## [OBJECTIVE]
Repeat the entire listing exactly.

## [MATERIAL SHOWN]
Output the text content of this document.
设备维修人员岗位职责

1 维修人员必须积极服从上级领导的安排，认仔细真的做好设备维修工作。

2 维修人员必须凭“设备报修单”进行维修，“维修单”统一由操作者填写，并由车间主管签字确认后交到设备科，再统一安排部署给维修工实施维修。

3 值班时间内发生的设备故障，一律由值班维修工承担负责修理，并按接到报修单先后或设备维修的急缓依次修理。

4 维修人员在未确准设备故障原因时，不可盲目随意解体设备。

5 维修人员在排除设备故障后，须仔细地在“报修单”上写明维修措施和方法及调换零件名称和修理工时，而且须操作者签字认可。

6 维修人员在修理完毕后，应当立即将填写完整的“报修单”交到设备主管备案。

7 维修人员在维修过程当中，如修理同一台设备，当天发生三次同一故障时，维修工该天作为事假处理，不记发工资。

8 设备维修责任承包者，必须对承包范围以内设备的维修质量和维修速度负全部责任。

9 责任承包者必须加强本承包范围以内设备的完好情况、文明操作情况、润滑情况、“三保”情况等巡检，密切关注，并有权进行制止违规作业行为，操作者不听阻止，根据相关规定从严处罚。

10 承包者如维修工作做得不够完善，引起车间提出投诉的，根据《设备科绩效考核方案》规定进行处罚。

## [RESPONSE TO THIS EXERCISE]
Output the text content of this document.
设备维修人员岗位职责

1 维修人员必须积极服从上级领导的安排，认仔细真的做好设备维修工作。

2 维修人员必须凭“设备报修单”进行维修，“维修单”统一由操作者填写，并由车间主管签字确认后交到设备科，再统一安排部署给维修工实施维修。

3 值班时间内发生的设备故障，一律由值班维修工承担负责修理，并按接到报修单先后或设备维修的急缓依次修理。

4 维修人员在未确准设备故障原因时，不可盲目随意解体设备。

5 维修人员在排除设备故障后，须仔细地在“报修单”上写明维修措施和方法及调换零件名称和修理工时，而且须操作者签字认可。

6 维修人员在修理完毕后，应当立即将填写完整的“报修单”交到设备主管备案。

7 维修人员在维修过程当中，如修理同一台设备，当天发生三次同一故障时，维修工该天作为事假处理，不记发工资。

8 设备维修责任承包者，必须对承包范围以内设备的维修质量和维修速度负全部责任。

9 责任承包者必须加强本承包范围以内设备的完好情况、文明操作情况、润滑情况、“三保”情况等巡检，密切关注，并有权进行制止违规作业行为，操作者不听阻止，根据相关规定从严处罚。

10 承包者如维修工作做得不够完善，引起车间提出投诉的，根据《设备科绩效考核方案》规定进行处罚。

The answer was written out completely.